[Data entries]
[START]

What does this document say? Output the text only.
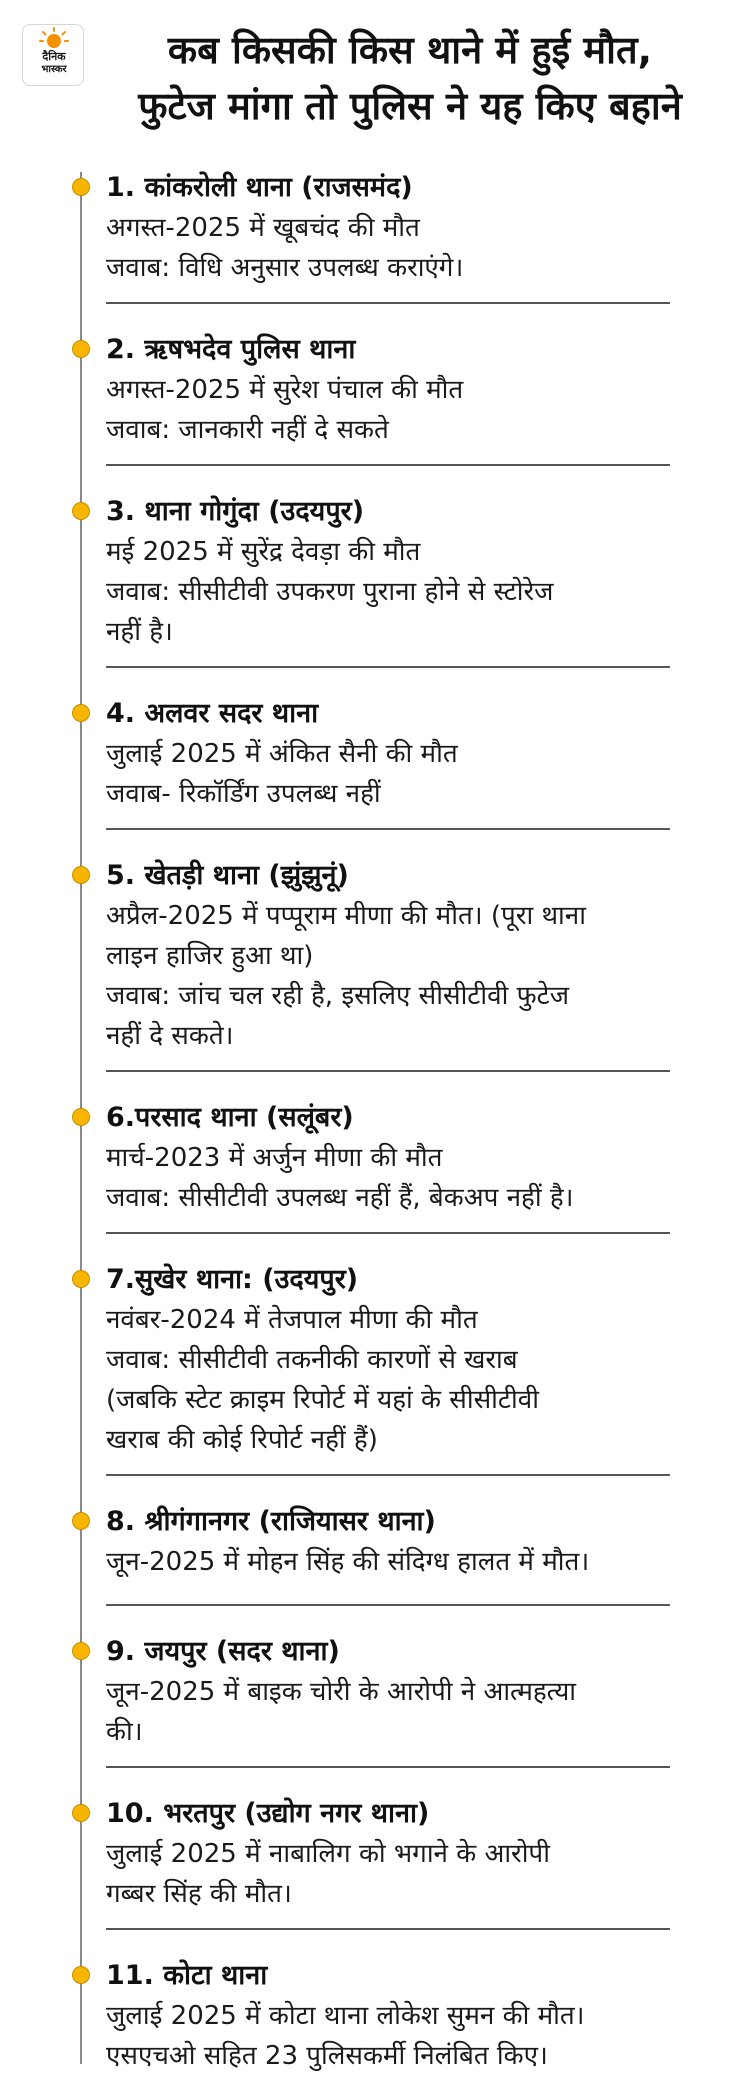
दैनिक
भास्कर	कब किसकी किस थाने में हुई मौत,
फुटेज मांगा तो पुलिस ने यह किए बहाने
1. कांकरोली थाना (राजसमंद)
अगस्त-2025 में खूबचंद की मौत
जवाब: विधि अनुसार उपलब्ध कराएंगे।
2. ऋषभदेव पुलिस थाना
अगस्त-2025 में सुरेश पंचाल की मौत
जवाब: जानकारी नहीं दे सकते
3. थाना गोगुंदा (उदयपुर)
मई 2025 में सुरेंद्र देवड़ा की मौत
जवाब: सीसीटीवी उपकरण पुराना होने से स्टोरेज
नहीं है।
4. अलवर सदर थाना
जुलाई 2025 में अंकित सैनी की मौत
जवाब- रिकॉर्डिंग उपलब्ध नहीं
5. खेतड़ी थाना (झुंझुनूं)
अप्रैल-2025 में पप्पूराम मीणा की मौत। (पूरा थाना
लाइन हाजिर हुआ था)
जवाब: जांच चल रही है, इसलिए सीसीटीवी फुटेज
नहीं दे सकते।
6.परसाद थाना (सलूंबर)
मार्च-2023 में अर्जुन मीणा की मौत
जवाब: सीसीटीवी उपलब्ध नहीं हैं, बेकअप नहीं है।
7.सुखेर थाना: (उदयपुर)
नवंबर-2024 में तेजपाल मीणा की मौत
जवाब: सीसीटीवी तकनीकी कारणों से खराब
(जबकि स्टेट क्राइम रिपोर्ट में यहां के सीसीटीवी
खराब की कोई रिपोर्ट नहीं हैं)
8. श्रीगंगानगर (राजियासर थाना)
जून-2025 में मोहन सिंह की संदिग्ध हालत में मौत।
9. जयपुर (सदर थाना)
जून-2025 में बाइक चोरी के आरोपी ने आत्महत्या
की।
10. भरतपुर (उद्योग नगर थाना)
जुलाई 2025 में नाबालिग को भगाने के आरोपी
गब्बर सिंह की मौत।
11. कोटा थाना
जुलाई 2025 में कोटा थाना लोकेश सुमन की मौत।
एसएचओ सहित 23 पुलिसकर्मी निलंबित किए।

[END]
[START]

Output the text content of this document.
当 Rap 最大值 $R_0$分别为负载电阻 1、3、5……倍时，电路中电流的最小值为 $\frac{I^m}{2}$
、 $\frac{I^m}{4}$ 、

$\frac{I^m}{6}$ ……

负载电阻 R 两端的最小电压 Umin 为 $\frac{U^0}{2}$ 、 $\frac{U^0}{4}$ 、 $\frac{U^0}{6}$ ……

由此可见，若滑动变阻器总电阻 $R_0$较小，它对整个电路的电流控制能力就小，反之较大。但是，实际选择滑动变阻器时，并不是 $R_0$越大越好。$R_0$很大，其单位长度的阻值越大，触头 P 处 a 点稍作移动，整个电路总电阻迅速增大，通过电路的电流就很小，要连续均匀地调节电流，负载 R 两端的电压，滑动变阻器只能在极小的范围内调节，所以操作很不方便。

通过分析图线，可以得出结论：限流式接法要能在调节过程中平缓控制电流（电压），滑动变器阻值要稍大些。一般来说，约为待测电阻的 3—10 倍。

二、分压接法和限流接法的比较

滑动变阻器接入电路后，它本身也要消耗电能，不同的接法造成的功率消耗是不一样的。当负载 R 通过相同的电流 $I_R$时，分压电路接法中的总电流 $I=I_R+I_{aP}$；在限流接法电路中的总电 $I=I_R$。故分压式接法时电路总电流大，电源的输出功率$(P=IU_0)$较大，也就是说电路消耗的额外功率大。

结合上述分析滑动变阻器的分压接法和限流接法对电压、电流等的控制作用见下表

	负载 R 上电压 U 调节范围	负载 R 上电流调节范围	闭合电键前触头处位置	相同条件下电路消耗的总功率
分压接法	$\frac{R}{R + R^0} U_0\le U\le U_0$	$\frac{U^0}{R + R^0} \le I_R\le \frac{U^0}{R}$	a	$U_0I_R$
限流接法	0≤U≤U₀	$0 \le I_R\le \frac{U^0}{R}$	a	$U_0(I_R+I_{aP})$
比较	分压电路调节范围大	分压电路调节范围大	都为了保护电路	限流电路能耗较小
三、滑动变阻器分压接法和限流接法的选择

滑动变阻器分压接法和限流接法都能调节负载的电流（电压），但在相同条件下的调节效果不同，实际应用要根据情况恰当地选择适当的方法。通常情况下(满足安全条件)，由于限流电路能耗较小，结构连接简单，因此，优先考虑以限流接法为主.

[END]

■ **PROBLEM TO SOLVE**
Where a line above holds the string "frac", show that line.

■ **PROBLEM SOLUTION**
当 Rap 最大值 $R_0$分别为负载电阻 1、3、5……倍时，电路中电流的最小值为 $\frac{I^m}{2}$
、 $\frac{I^m}{4}$ 、
$\frac{I^m}{6}$ ……
负载电阻 R 两端的最小电压 Umin 为 $\frac{U^0}{2}$ 、 $\frac{U^0}{4}$ 、 $\frac{U^0}{6}$ ……
分压接法	$\frac{R}{R + R^0} U_0\le U\le U_0$	$\frac{U^0}{R + R^0} \le I_R\le \frac{U^0}{R}$	a	$U_0I_R$
限流接法	0≤U≤U₀	$0 \le I_R\le \frac{U^0}{R}$	a	$U_0(I_R+I_{aP})$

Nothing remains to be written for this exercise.